■ **GIVEN RECORDS**:
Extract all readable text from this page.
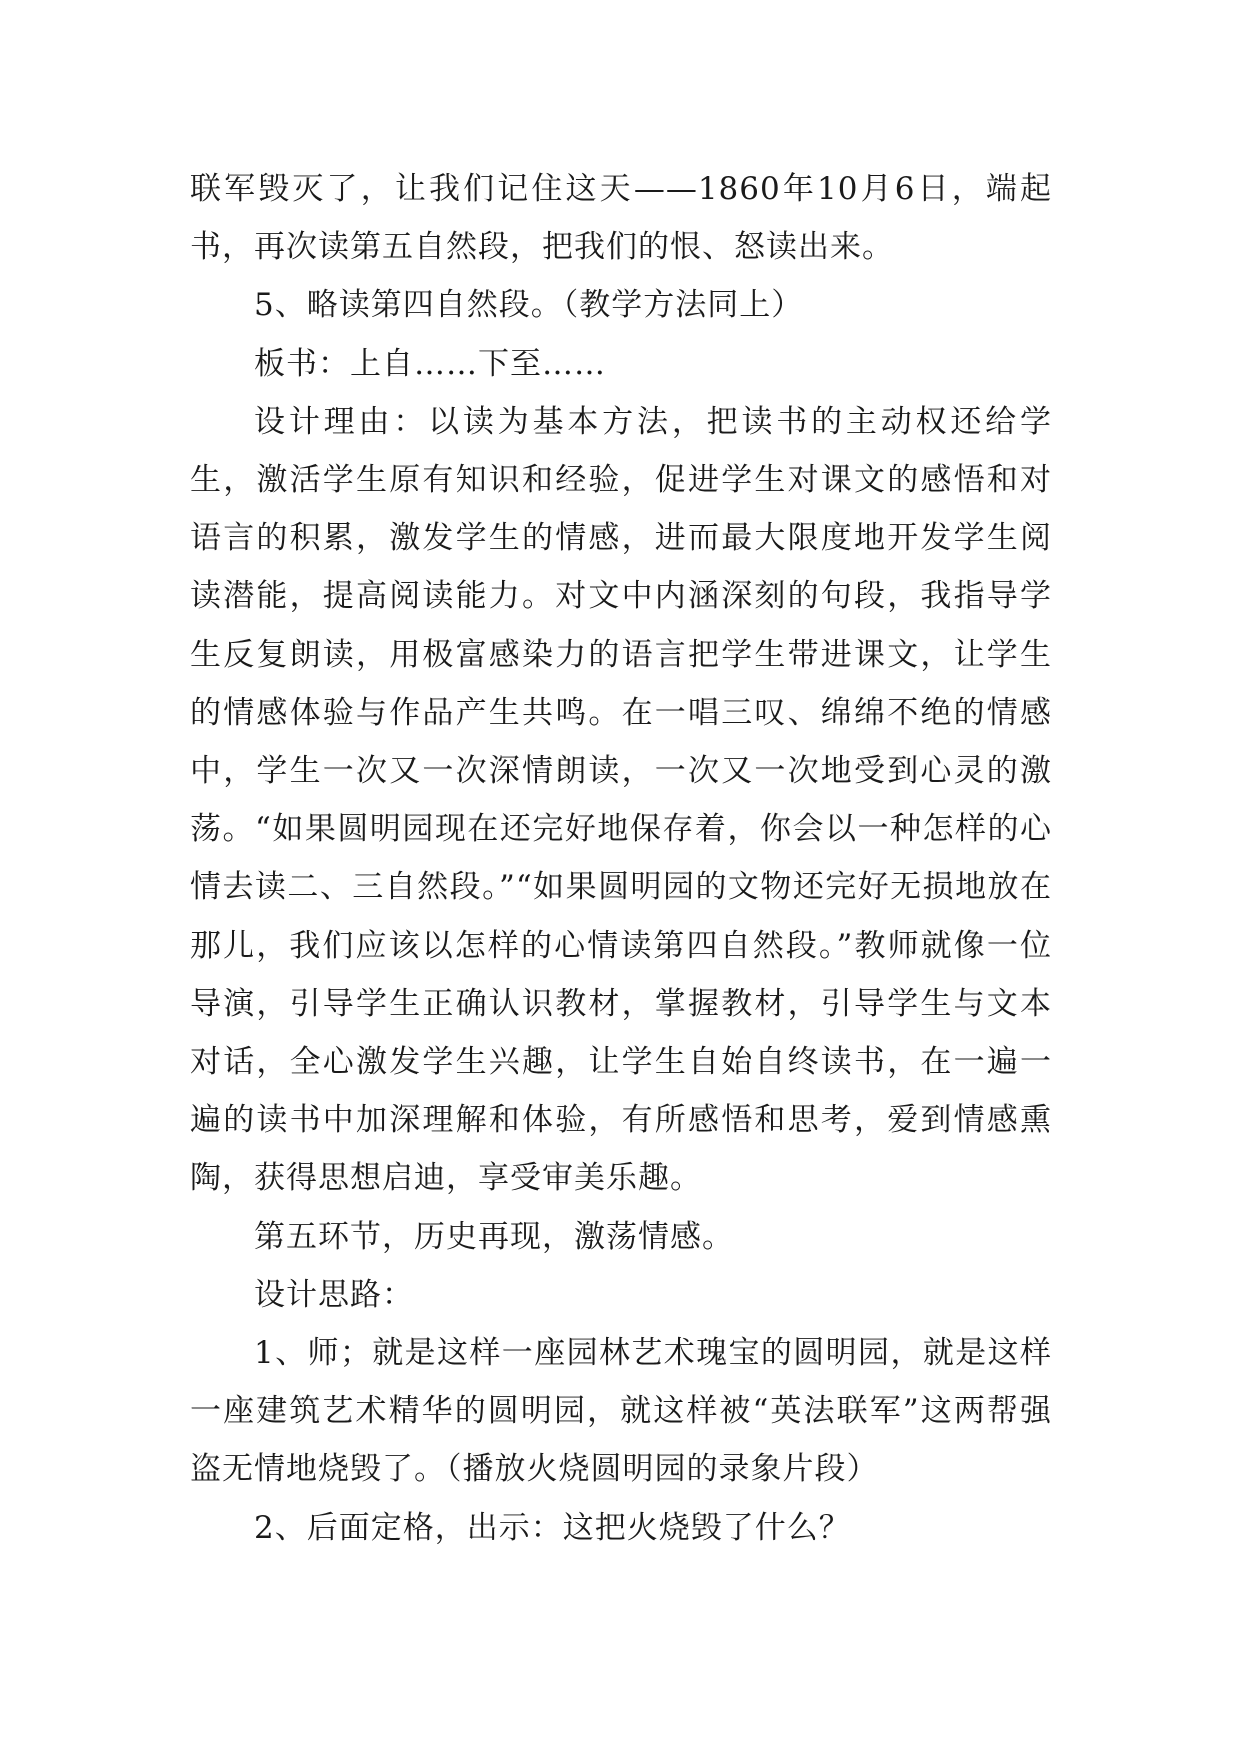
联军毁灭了，让我们记住这天——1860年10月6日，端起书，再次读第五自然段，把我们的恨、怒读出来。

5、略读第四自然段。（教学方法同上）

板书：上自……下至……

设计理由：以读为基本方法，把读书的主动权还给学生，激活学生原有知识和经验，促进学生对课文的感悟和对语言的积累，激发学生的情感，进而最大限度地开发学生阅读潜能，提高阅读能力。对文中内涵深刻的句段，我指导学生反复朗读，用极富感染力的语言把学生带进课文，让学生的情感体验与作品产生共鸣。在一唱三叹、绵绵不绝的情感中，学生一次又一次深情朗读，一次又一次地受到心灵的激荡。“如果圆明园现在还完好地保存着，你会以一种怎样的心情去读二、三自然段。”“如果圆明园的文物还完好无损地放在那儿，我们应该以怎样的心情读第四自然段。”教师就像一位导演，引导学生正确认识教材，掌握教材，引导学生与文本对话，全心激发学生兴趣，让学生自始自终读书，在一遍一遍的读书中加深理解和体验，有所感悟和思考，爱到情感熏陶，获得思想启迪，享受审美乐趣。

第五环节，历史再现，激荡情感。

设计思路：

1、师；就是这样一座园林艺术瑰宝的圆明园，就是这样一座建筑艺术精华的圆明园，就这样被“英法联军”这两帮强盗无情地烧毁了。（播放火烧圆明园的录象片段）

2、后面定格，出示：这把火烧毁了什么？
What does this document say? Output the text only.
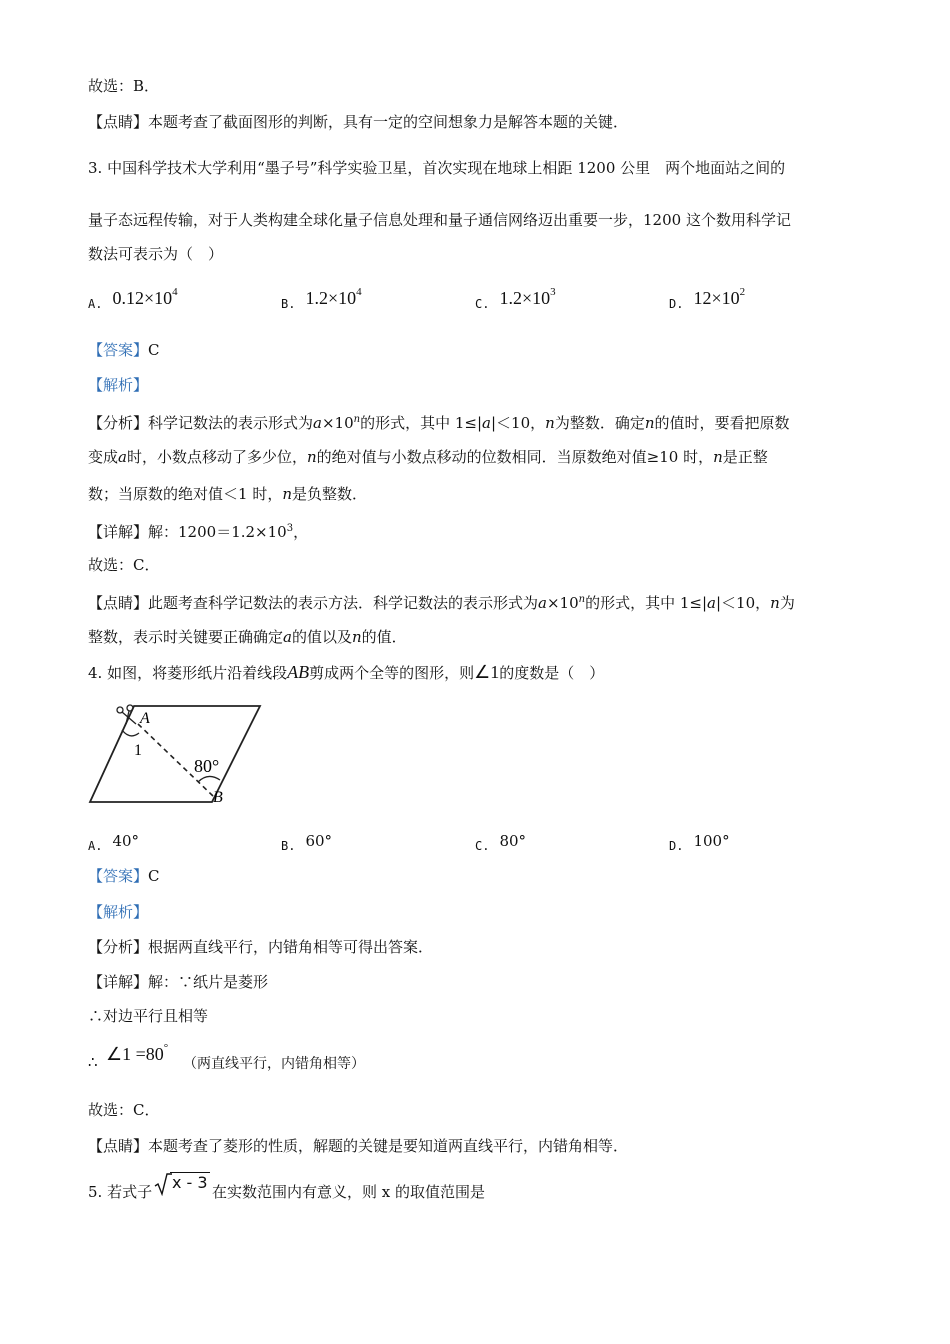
故选：B．
【点睛】本题考查了截面图形的判断，具有一定的空间想象力是解答本题的关键．
3. 中国科学技术大学利用“墨子号”科学实验卫星，首次实现在地球上相距 1200 公里　两个地面站之间的
量子态远程传输，对于人类构建全球化量子信息处理和量子通信网络迈出重要一步，1200 这个数用科学记
数法可表示为（　）
$_{A.}$ $0.12\times 10^4$
$_{B.}$ $1.2\times 10^4$
$_{C.}$ $1.2\times 10^3$
$_{D.}$ $12\times 10^2$
【答案】C
【解析】
【分析】科学记数法的表示形式为$a\times 10^n$的形式，其中 1≤|a|＜10，n为整数．确定n的值时，要看把原数
变成a时，小数点移动了多少位，n的绝对值与小数点移动的位数相同．当原数绝对值≥10 时，n是正整
数；当原数的绝对值＜1 时，n是负整数．
【详解】解：$1200=1.2\times 10^3$，
故选：C．
【点睛】此题考查科学记数法的表示方法．科学记数法的表示形式为$a\times 10^n$的形式，其中 1≤|a|＜10，n为
整数，表示时关键要正确确定a的值以及n的值．
4. 如图，将菱形纸片沿着线段AB剪成两个全等的图形，则∠1的度数是（　）
A
1
80°
B
$_{A.}$ 40°	$_{B.}$ 60°	$_{C.}$ 80°	$_{D.}$ 100°
【答案】C
【解析】
【分析】根据两直线平行，内错角相等可得出答案．
【详解】解：∵纸片是菱形
∴对边平行且相等
∴ ∠1 =80°
（两直线平行，内错角相等）
故选：C．
【点睛】本题考查了菱形的性质，解题的关键是要知道两直线平行，内错角相等．
5. 若式子 x - 3 在实数范围内有意义，则 x 的取值范围是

■ **GIVEN REQUEST**: In the records above, how many lines hold the string "科学记数法的表示形式为"? Reply with only the number.

■ **THE RESPONSE**: 2